Dataset items:
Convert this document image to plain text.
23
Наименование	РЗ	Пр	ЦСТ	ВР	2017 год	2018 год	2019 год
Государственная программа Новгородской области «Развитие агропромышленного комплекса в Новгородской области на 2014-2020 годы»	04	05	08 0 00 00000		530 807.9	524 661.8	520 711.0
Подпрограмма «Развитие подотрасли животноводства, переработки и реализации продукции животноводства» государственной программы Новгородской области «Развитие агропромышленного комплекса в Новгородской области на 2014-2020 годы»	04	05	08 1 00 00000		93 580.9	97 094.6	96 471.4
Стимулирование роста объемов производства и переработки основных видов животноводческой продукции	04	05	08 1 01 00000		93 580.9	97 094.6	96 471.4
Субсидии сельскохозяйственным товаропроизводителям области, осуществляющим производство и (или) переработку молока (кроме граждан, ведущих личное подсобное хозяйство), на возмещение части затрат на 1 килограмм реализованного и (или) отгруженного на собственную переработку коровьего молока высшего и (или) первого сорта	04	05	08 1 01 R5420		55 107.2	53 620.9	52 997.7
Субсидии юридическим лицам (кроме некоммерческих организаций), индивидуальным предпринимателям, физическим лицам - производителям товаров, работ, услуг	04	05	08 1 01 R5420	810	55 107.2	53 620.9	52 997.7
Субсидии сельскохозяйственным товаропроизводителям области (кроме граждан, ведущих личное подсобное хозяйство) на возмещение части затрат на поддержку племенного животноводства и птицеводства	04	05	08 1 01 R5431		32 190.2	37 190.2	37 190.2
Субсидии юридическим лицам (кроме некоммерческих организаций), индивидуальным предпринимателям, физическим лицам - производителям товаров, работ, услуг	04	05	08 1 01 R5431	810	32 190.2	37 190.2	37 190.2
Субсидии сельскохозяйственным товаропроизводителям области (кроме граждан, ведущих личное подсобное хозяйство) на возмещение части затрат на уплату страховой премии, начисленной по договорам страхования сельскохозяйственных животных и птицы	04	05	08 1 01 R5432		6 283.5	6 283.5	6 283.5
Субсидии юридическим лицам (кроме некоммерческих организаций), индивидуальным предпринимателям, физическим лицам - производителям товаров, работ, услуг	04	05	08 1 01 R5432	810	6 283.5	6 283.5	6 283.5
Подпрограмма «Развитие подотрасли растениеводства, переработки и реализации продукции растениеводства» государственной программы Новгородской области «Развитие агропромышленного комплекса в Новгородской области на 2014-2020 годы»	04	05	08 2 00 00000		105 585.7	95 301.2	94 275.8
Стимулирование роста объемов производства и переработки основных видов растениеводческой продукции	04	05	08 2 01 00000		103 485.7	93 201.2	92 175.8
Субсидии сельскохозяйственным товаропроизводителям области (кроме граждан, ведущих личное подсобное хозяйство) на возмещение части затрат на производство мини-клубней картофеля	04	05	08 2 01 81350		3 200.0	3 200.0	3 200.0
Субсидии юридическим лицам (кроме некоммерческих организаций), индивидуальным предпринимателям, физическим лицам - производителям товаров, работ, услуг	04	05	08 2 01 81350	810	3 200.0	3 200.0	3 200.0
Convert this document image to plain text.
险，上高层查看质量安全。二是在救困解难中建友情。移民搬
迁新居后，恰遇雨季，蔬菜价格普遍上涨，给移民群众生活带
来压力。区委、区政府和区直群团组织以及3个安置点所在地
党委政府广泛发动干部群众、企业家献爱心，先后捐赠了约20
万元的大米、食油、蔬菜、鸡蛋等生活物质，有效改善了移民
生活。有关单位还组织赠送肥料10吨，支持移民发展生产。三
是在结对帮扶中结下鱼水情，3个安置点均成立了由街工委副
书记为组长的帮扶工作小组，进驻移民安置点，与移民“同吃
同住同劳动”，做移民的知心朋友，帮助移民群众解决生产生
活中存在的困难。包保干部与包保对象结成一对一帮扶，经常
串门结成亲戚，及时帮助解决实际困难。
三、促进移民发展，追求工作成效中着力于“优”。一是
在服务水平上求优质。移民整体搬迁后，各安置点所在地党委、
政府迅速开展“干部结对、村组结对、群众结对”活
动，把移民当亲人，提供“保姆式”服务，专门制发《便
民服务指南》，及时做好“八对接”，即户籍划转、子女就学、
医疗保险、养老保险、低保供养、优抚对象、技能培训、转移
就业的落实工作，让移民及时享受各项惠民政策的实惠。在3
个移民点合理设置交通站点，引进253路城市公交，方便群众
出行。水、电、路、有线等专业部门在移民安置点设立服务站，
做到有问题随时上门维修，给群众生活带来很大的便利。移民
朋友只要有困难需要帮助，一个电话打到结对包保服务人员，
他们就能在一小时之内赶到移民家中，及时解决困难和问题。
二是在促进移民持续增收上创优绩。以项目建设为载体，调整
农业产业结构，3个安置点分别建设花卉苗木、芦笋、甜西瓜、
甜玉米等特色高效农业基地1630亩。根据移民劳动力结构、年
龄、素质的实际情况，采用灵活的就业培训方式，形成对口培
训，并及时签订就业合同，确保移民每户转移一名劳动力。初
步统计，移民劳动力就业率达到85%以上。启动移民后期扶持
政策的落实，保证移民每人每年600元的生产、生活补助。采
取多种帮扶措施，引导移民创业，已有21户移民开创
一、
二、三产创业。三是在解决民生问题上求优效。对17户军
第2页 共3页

§ **Task details**: Copy out the whole listing exactly.

§ **Exercise response**:
Convert this document image to plain text.
23
Наименование	РЗ	Пр	ЦСТ	ВР	2017 год	2018 год	2019 год
Государственная программа Новгородской области «Развитие агропромышленного комплекса в Новгородской области на 2014-2020 годы»	04	05	08 0 00 00000		530 807.9	524 661.8	520 711.0
Подпрограмма «Развитие подотрасли животноводства, переработки и реализации продукции животноводства» государственной программы Новгородской области «Развитие агропромышленного комплекса в Новгородской области на 2014-2020 годы»	04	05	08 1 00 00000		93 580.9	97 094.6	96 471.4
Стимулирование роста объемов производства и переработки основных видов животноводческой продукции	04	05	08 1 01 00000		93 580.9	97 094.6	96 471.4
Субсидии сельскохозяйственным товаропроизводителям области, осуществляющим производство и (или) переработку молока (кроме граждан, ведущих личное подсобное хозяйство), на возмещение части затрат на 1 килограмм реализованного и (или) отгруженного на собственную переработку коровьего молока высшего и (или) первого сорта	04	05	08 1 01 R5420		55 107.2	53 620.9	52 997.7
Субсидии юридическим лицам (кроме некоммерческих организаций), индивидуальным предпринимателям, физическим лицам - производителям товаров, работ, услуг	04	05	08 1 01 R5420	810	55 107.2	53 620.9	52 997.7
Субсидии сельскохозяйственным товаропроизводителям области (кроме граждан, ведущих личное подсобное хозяйство) на возмещение части затрат на поддержку племенного животноводства и птицеводства	04	05	08 1 01 R5431		32 190.2	37 190.2	37 190.2
Субсидии юридическим лицам (кроме некоммерческих организаций), индивидуальным предпринимателям, физическим лицам - производителям товаров, работ, услуг	04	05	08 1 01 R5431	810	32 190.2	37 190.2	37 190.2
Субсидии сельскохозяйственным товаропроизводителям области (кроме граждан, ведущих личное подсобное хозяйство) на возмещение части затрат на уплату страховой премии, начисленной по договорам страхования сельскохозяйственных животных и птицы	04	05	08 1 01 R5432		6 283.5	6 283.5	6 283.5
Субсидии юридическим лицам (кроме некоммерческих организаций), индивидуальным предпринимателям, физическим лицам - производителям товаров, работ, услуг	04	05	08 1 01 R5432	810	6 283.5	6 283.5	6 283.5
Подпрограмма «Развитие подотрасли растениеводства, переработки и реализации продукции растениеводства» государственной программы Новгородской области «Развитие агропромышленного комплекса в Новгородской области на 2014-2020 годы»	04	05	08 2 00 00000		105 585.7	95 301.2	94 275.8
Стимулирование роста объемов производства и переработки основных видов растениеводческой продукции	04	05	08 2 01 00000		103 485.7	93 201.2	92 175.8
Субсидии сельскохозяйственным товаропроизводителям области (кроме граждан, ведущих личное подсобное хозяйство) на возмещение части затрат на производство мини-клубней картофеля	04	05	08 2 01 81350		3 200.0	3 200.0	3 200.0
Субсидии юридическим лицам (кроме некоммерческих организаций), индивидуальным предпринимателям, физическим лицам - производителям товаров, работ, услуг	04	05	08 2 01 81350	810	3 200.0	3 200.0	3 200.0
Convert this document image to plain text.
险，上高层查看质量安全。二是在救困解难中建友情。移民搬
迁新居后，恰遇雨季，蔬菜价格普遍上涨，给移民群众生活带
来压力。区委、区政府和区直群团组织以及3个安置点所在地
党委政府广泛发动干部群众、企业家献爱心，先后捐赠了约20
万元的大米、食油、蔬菜、鸡蛋等生活物质，有效改善了移民
生活。有关单位还组织赠送肥料10吨，支持移民发展生产。三
是在结对帮扶中结下鱼水情，3个安置点均成立了由街工委副
书记为组长的帮扶工作小组，进驻移民安置点，与移民“同吃
同住同劳动”，做移民的知心朋友，帮助移民群众解决生产生
活中存在的困难。包保干部与包保对象结成一对一帮扶，经常
串门结成亲戚，及时帮助解决实际困难。
三、促进移民发展，追求工作成效中着力于“优”。一是
在服务水平上求优质。移民整体搬迁后，各安置点所在地党委、
政府迅速开展“干部结对、村组结对、群众结对”活
动，把移民当亲人，提供“保姆式”服务，专门制发《便
民服务指南》，及时做好“八对接”，即户籍划转、子女就学、
医疗保险、养老保险、低保供养、优抚对象、技能培训、转移
就业的落实工作，让移民及时享受各项惠民政策的实惠。在3
个移民点合理设置交通站点，引进253路城市公交，方便群众
出行。水、电、路、有线等专业部门在移民安置点设立服务站，
做到有问题随时上门维修，给群众生活带来很大的便利。移民
朋友只要有困难需要帮助，一个电话打到结对包保服务人员，
他们就能在一小时之内赶到移民家中，及时解决困难和问题。
二是在促进移民持续增收上创优绩。以项目建设为载体，调整
农业产业结构，3个安置点分别建设花卉苗木、芦笋、甜西瓜、
甜玉米等特色高效农业基地1630亩。根据移民劳动力结构、年
龄、素质的实际情况，采用灵活的就业培训方式，形成对口培
训，并及时签订就业合同，确保移民每户转移一名劳动力。初
步统计，移民劳动力就业率达到85%以上。启动移民后期扶持
政策的落实，保证移民每人每年600元的生产、生活补助。采
取多种帮扶措施，引导移民创业，已有21户移民开创
一、
二、三产创业。三是在解决民生问题上求优效。对17户军
第2页 共3页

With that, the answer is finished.